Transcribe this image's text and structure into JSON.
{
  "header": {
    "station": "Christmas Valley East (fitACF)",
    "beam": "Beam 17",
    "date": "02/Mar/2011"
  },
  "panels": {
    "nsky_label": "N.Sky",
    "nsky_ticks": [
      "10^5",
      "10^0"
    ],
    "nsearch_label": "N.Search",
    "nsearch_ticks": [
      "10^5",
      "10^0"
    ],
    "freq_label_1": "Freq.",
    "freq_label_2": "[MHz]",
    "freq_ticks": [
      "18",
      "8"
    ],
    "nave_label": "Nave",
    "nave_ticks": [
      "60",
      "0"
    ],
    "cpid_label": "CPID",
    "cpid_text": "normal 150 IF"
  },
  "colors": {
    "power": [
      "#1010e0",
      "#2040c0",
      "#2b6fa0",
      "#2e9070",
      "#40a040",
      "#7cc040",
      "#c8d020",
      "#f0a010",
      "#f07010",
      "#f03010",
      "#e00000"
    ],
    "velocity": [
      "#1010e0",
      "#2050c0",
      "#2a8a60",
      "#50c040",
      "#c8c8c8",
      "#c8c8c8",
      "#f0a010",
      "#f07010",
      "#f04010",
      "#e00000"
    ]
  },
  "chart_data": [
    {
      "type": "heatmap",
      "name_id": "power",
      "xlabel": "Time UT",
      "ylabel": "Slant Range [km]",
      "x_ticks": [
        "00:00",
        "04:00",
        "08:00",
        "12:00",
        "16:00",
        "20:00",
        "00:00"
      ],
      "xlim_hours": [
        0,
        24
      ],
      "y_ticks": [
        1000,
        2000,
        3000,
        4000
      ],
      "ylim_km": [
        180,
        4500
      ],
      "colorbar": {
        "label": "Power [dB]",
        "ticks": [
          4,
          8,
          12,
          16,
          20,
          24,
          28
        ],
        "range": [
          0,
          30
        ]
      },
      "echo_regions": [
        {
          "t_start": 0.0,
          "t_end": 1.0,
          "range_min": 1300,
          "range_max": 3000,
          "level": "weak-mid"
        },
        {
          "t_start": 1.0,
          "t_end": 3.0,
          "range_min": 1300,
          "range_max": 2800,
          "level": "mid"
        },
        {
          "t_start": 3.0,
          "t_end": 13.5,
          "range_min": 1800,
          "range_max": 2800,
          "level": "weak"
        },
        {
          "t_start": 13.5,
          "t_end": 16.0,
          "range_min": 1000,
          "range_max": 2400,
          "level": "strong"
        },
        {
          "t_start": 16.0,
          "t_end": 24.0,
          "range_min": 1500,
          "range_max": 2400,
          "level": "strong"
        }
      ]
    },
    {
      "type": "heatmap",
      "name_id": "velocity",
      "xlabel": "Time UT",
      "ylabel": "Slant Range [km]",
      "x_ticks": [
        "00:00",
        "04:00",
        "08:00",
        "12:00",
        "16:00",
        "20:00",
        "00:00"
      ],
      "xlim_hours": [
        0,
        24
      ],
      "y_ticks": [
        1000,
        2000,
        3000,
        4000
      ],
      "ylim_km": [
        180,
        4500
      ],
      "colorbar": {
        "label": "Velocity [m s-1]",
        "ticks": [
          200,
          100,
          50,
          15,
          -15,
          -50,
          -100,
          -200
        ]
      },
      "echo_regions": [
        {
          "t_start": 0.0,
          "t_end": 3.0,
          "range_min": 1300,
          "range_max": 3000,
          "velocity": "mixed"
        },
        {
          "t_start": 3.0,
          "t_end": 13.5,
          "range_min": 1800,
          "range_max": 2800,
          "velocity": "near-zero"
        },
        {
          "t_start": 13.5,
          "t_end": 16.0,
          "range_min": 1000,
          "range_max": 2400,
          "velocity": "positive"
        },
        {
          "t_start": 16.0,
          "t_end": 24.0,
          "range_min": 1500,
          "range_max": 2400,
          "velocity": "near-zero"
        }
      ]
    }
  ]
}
== == ==
_Task requirements_: Above are some records. Print them all exactly.

_Task solution_:
Transcribe this image's text and structure into JSON.
{
  "header": {
    "station": "Christmas Valley East (fitACF)",
    "beam": "Beam 17",
    "date": "02/Mar/2011"
  },
  "panels": {
    "nsky_label": "N.Sky",
    "nsky_ticks": [
      "10^5",
      "10^0"
    ],
    "nsearch_label": "N.Search",
    "nsearch_ticks": [
      "10^5",
      "10^0"
    ],
    "freq_label_1": "Freq.",
    "freq_label_2": "[MHz]",
    "freq_ticks": [
      "18",
      "8"
    ],
    "nave_label": "Nave",
    "nave_ticks": [
      "60",
      "0"
    ],
    "cpid_label": "CPID",
    "cpid_text": "normal 150 IF"
  },
  "colors": {
    "power": [
      "#1010e0",
      "#2040c0",
      "#2b6fa0",
      "#2e9070",
      "#40a040",
      "#7cc040",
      "#c8d020",
      "#f0a010",
      "#f07010",
      "#f03010",
      "#e00000"
    ],
    "velocity": [
      "#1010e0",
      "#2050c0",
      "#2a8a60",
      "#50c040",
      "#c8c8c8",
      "#c8c8c8",
      "#f0a010",
      "#f07010",
      "#f04010",
      "#e00000"
    ]
  },
  "chart_data": [
    {
      "type": "heatmap",
      "name_id": "power",
      "xlabel": "Time UT",
      "ylabel": "Slant Range [km]",
      "x_ticks": [
        "00:00",
        "04:00",
        "08:00",
        "12:00",
        "16:00",
        "20:00",
        "00:00"
      ],
      "xlim_hours": [
        0,
        24
      ],
      "y_ticks": [
        1000,
        2000,
        3000,
        4000
      ],
      "ylim_km": [
        180,
        4500
      ],
      "colorbar": {
        "label": "Power [dB]",
        "ticks": [
          4,
          8,
          12,
          16,
          20,
          24,
          28
        ],
        "range": [
          0,
          30
        ]
      },
      "echo_regions": [
        {
          "t_start": 0.0,
          "t_end": 1.0,
          "range_min": 1300,
          "range_max": 3000,
          "level": "weak-mid"
        },
        {
          "t_start": 1.0,
          "t_end": 3.0,
          "range_min": 1300,
          "range_max": 2800,
          "level": "mid"
        },
        {
          "t_start": 3.0,
          "t_end": 13.5,
          "range_min": 1800,
          "range_max": 2800,
          "level": "weak"
        },
        {
          "t_start": 13.5,
          "t_end": 16.0,
          "range_min": 1000,
          "range_max": 2400,
          "level": "strong"
        },
        {
          "t_start": 16.0,
          "t_end": 24.0,
          "range_min": 1500,
          "range_max": 2400,
          "level": "strong"
        }
      ]
    },
    {
      "type": "heatmap",
      "name_id": "velocity",
      "xlabel": "Time UT",
      "ylabel": "Slant Range [km]",
      "x_ticks": [
        "00:00",
        "04:00",
        "08:00",
        "12:00",
        "16:00",
        "20:00",
        "00:00"
      ],
      "xlim_hours": [
        0,
        24
      ],
      "y_ticks": [
        1000,
        2000,
        3000,
        4000
      ],
      "ylim_km": [
        180,
        4500
      ],
      "colorbar": {
        "label": "Velocity [m s-1]",
        "ticks": [
          200,
          100,
          50,
          15,
          -15,
          -50,
          -100,
          -200
        ]
      },
      "echo_regions": [
        {
          "t_start": 0.0,
          "t_end": 3.0,
          "range_min": 1300,
          "range_max": 3000,
          "velocity": "mixed"
        },
        {
          "t_start": 3.0,
          "t_end": 13.5,
          "range_min": 1800,
          "range_max": 2800,
          "velocity": "near-zero"
        },
        {
          "t_start": 13.5,
          "t_end": 16.0,
          "range_min": 1000,
          "range_max": 2400,
          "velocity": "positive"
        },
        {
          "t_start": 16.0,
          "t_end": 24.0,
          "range_min": 1500,
          "range_max": 2400,
          "velocity": "near-zero"
        }
      ]
    }
  ]
}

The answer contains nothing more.